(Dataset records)
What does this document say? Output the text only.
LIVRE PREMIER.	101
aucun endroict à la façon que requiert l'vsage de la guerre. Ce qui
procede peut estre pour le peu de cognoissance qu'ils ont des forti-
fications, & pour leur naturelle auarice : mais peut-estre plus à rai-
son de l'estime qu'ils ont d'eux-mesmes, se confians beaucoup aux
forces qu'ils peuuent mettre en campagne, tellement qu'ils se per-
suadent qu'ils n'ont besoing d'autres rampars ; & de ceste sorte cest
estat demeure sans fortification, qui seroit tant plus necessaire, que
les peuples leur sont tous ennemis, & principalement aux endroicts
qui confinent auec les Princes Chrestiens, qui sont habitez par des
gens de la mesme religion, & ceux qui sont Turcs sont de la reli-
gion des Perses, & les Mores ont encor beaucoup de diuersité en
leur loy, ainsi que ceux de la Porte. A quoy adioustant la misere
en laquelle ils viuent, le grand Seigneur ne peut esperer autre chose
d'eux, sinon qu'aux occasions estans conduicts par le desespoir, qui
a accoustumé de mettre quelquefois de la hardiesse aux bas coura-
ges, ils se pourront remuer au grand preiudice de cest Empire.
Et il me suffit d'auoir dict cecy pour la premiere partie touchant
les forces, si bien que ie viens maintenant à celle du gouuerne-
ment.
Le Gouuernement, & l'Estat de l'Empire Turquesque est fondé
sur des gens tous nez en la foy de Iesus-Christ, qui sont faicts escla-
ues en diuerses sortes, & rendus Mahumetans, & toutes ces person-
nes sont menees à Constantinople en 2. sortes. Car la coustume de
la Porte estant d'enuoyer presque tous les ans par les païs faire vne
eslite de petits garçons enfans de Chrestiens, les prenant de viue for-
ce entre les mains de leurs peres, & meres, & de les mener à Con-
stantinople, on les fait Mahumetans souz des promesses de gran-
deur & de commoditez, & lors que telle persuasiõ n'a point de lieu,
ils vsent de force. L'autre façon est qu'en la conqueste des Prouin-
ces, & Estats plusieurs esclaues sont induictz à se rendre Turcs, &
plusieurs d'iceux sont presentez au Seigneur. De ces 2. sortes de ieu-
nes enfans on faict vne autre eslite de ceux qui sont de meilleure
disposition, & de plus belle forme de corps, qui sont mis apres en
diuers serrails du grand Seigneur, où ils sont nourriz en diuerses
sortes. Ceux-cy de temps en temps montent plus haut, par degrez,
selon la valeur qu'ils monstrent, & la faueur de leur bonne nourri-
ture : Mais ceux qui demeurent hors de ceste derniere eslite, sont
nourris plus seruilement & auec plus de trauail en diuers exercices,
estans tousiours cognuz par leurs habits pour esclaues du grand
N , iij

**Exercise aim**
Above are some records; repeat all of them exactly.

**Final result**
What does this document say? Output the text only.
LIVRE PREMIER.	101
aucun endroict à la façon que requiert l'vsage de la guerre. Ce qui
procede peut estre pour le peu de cognoissance qu'ils ont des forti-
fications, & pour leur naturelle auarice : mais peut-estre plus à rai-
son de l'estime qu'ils ont d'eux-mesmes, se confians beaucoup aux
forces qu'ils peuuent mettre en campagne, tellement qu'ils se per-
suadent qu'ils n'ont besoing d'autres rampars ; & de ceste sorte cest
estat demeure sans fortification, qui seroit tant plus necessaire, que
les peuples leur sont tous ennemis, & principalement aux endroicts
qui confinent auec les Princes Chrestiens, qui sont habitez par des
gens de la mesme religion, & ceux qui sont Turcs sont de la reli-
gion des Perses, & les Mores ont encor beaucoup de diuersité en
leur loy, ainsi que ceux de la Porte. A quoy adioustant la misere
en laquelle ils viuent, le grand Seigneur ne peut esperer autre chose
d'eux, sinon qu'aux occasions estans conduicts par le desespoir, qui
a accoustumé de mettre quelquefois de la hardiesse aux bas coura-
ges, ils se pourront remuer au grand preiudice de cest Empire.
Et il me suffit d'auoir dict cecy pour la premiere partie touchant
les forces, si bien que ie viens maintenant à celle du gouuerne-
ment.
Le Gouuernement, & l'Estat de l'Empire Turquesque est fondé
sur des gens tous nez en la foy de Iesus-Christ, qui sont faicts escla-
ues en diuerses sortes, & rendus Mahumetans, & toutes ces person-
nes sont menees à Constantinople en 2. sortes. Car la coustume de
la Porte estant d'enuoyer presque tous les ans par les païs faire vne
eslite de petits garçons enfans de Chrestiens, les prenant de viue for-
ce entre les mains de leurs peres, & meres, & de les mener à Con-
stantinople, on les fait Mahumetans souz des promesses de gran-
deur & de commoditez, & lors que telle persuasiõ n'a point de lieu,
ils vsent de force. L'autre façon est qu'en la conqueste des Prouin-
ces, & Estats plusieurs esclaues sont induictz à se rendre Turcs, &
plusieurs d'iceux sont presentez au Seigneur. De ces 2. sortes de ieu-
nes enfans on faict vne autre eslite de ceux qui sont de meilleure
disposition, & de plus belle forme de corps, qui sont mis apres en
diuers serrails du grand Seigneur, où ils sont nourriz en diuerses
sortes. Ceux-cy de temps en temps montent plus haut, par degrez,
selon la valeur qu'ils monstrent, & la faueur de leur bonne nourri-
ture : Mais ceux qui demeurent hors de ceste derniere eslite, sont
nourris plus seruilement & auec plus de trauail en diuers exercices,
estans tousiours cognuz par leurs habits pour esclaues du grand
N , iij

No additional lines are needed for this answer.